# [What you have to do]
Place every line of the records below into a JSON list of strings, one string per line, and omit any blank lines.

[START OF Data shown]

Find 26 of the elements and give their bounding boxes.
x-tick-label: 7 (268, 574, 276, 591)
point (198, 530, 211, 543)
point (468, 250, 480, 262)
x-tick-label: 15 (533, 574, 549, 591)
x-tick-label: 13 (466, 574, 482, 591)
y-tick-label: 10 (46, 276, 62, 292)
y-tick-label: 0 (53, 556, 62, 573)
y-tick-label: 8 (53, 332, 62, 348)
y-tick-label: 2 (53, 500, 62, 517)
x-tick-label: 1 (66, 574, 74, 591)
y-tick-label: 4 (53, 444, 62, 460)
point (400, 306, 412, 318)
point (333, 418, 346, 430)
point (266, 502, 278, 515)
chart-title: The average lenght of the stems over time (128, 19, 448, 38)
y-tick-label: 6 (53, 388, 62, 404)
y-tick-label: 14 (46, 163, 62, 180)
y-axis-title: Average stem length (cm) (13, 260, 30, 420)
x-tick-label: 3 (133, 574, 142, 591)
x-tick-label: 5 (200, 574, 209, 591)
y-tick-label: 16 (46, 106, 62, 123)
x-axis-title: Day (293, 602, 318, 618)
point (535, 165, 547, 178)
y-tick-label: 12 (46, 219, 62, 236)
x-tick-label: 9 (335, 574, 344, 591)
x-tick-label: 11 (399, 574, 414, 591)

[END OF Data shown]

# [Task response]
[
  "Find 26 of the elements and give their bounding boxes.",
  "x-tick-label: 7 (268, 574, 276, 591)",
  "point (198, 530, 211, 543)",
  "point (468, 250, 480, 262)",
  "x-tick-label: 15 (533, 574, 549, 591)",
  "x-tick-label: 13 (466, 574, 482, 591)",
  "y-tick-label: 10 (46, 276, 62, 292)",
  "y-tick-label: 0 (53, 556, 62, 573)",
  "y-tick-label: 8 (53, 332, 62, 348)",
  "y-tick-label: 2 (53, 500, 62, 517)",
  "x-tick-label: 1 (66, 574, 74, 591)",
  "y-tick-label: 4 (53, 444, 62, 460)",
  "point (400, 306, 412, 318)",
  "point (333, 418, 346, 430)",
  "point (266, 502, 278, 515)",
  "chart-title: The average lenght of the stems over time (128, 19, 448, 38)",
  "y-tick-label: 6 (53, 388, 62, 404)",
  "y-tick-label: 14 (46, 163, 62, 180)",
  "y-axis-title: Average stem length (cm) (13, 260, 30, 420)",
  "x-tick-label: 3 (133, 574, 142, 591)",
  "x-tick-label: 5 (200, 574, 209, 591)",
  "y-tick-label: 16 (46, 106, 62, 123)",
  "x-axis-title: Day (293, 602, 318, 618)",
  "point (535, 165, 547, 178)",
  "y-tick-label: 12 (46, 219, 62, 236)",
  "x-tick-label: 9 (335, 574, 344, 591)",
  "x-tick-label: 11 (399, 574, 414, 591)"
]